Skip the pictures and extract all of the lines exactly as written.

Records:
....................

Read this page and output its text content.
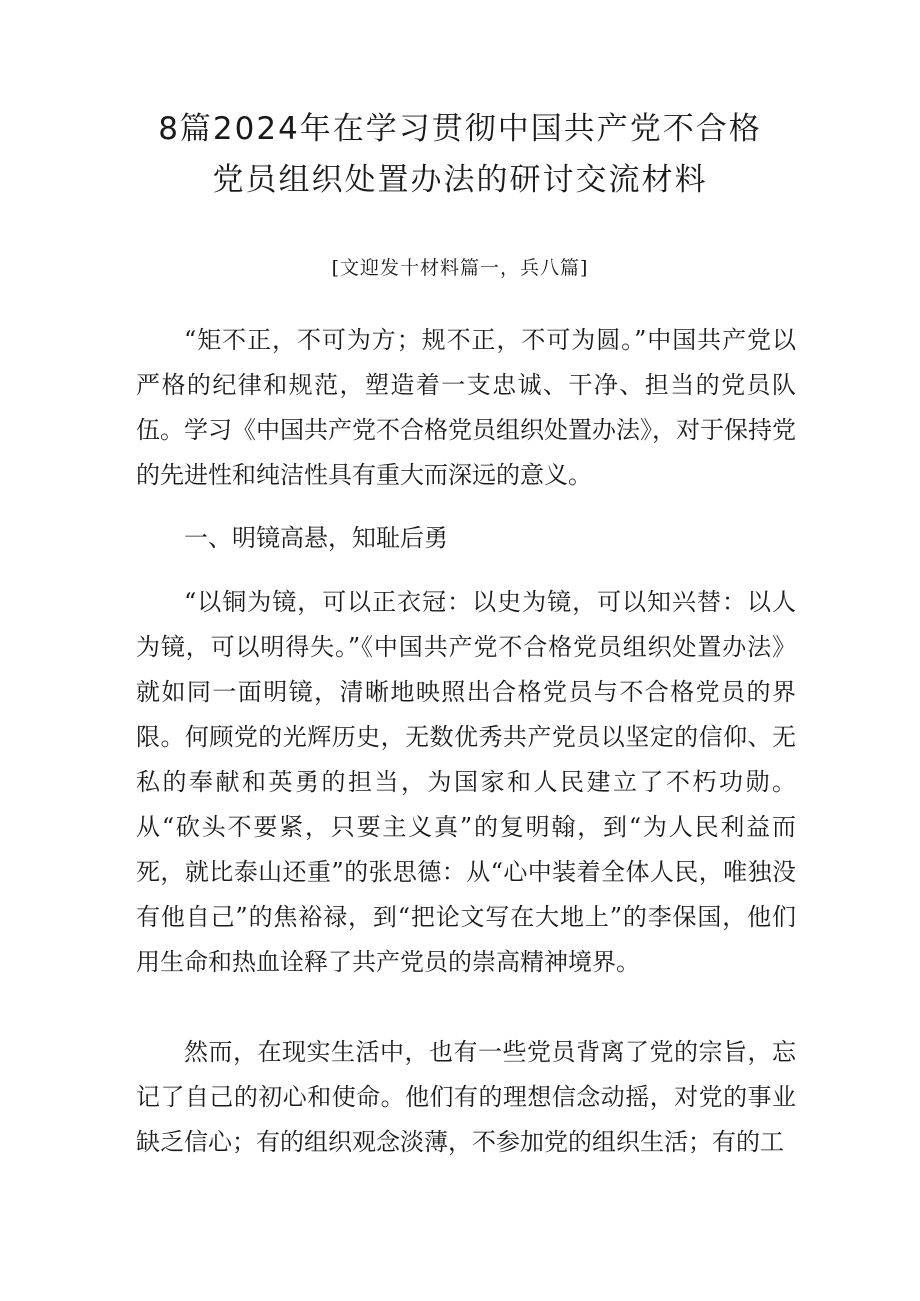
8篇2024年在学习贯彻中国共产党不合格
党员组织处置办法的研讨交流材料

[文迎发十材料篇一，兵八篇]

“矩不正，不可为方；规不正，不可为圆。”中国共产党以严格的纪律和规范，塑造着一支忠诚、干净、担当的党员队伍。学习《中国共产党不合格党员组织处置办法》，对于保持党的先进性和纯洁性具有重大而深远的意义。

一、明镜高悬，知耻后勇

“以铜为镜，可以正衣冠：以史为镜，可以知兴替：以人为镜，可以明得失。”《中国共产党不合格党员组织处置办法》就如同一面明镜，清晰地映照出合格党员与不合格党员的界限。何顾党的光辉历史，无数优秀共产党员以坚定的信仰、无私的奉献和英勇的担当，为国家和人民建立了不朽功勋。从“砍头不要紧，只要主义真”的复明翰，到“为人民利益而死，就比泰山还重”的张思德：从“心中装着全体人民，唯独没有他自己”的焦裕禄，到“把论文写在大地上”的李保国，他们用生命和热血诠释了共产党员的崇高精神境界。

然而，在现实生活中，也有一些党员背离了党的宗旨，忘记了自己的初心和使命。他们有的理想信念动摇，对党的事业缺乏信心；有的组织观念淡薄，不参加党的组织生活；有的工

....................

Result:
Read this page and output its text content.
8篇2024年在学习贯彻中国共产党不合格
党员组织处置办法的研讨交流材料

[文迎发十材料篇一，兵八篇]

“矩不正，不可为方；规不正，不可为圆。”中国共产党以严格的纪律和规范，塑造着一支忠诚、干净、担当的党员队伍。学习《中国共产党不合格党员组织处置办法》，对于保持党的先进性和纯洁性具有重大而深远的意义。

一、明镜高悬，知耻后勇

“以铜为镜，可以正衣冠：以史为镜，可以知兴替：以人为镜，可以明得失。”《中国共产党不合格党员组织处置办法》就如同一面明镜，清晰地映照出合格党员与不合格党员的界限。何顾党的光辉历史，无数优秀共产党员以坚定的信仰、无私的奉献和英勇的担当，为国家和人民建立了不朽功勋。从“砍头不要紧，只要主义真”的复明翰，到“为人民利益而死，就比泰山还重”的张思德：从“心中装着全体人民，唯独没有他自己”的焦裕禄，到“把论文写在大地上”的李保国，他们用生命和热血诠释了共产党员的崇高精神境界。

然而，在现实生活中，也有一些党员背离了党的宗旨，忘记了自己的初心和使命。他们有的理想信念动摇，对党的事业缺乏信心；有的组织观念淡薄，不参加党的组织生活；有的工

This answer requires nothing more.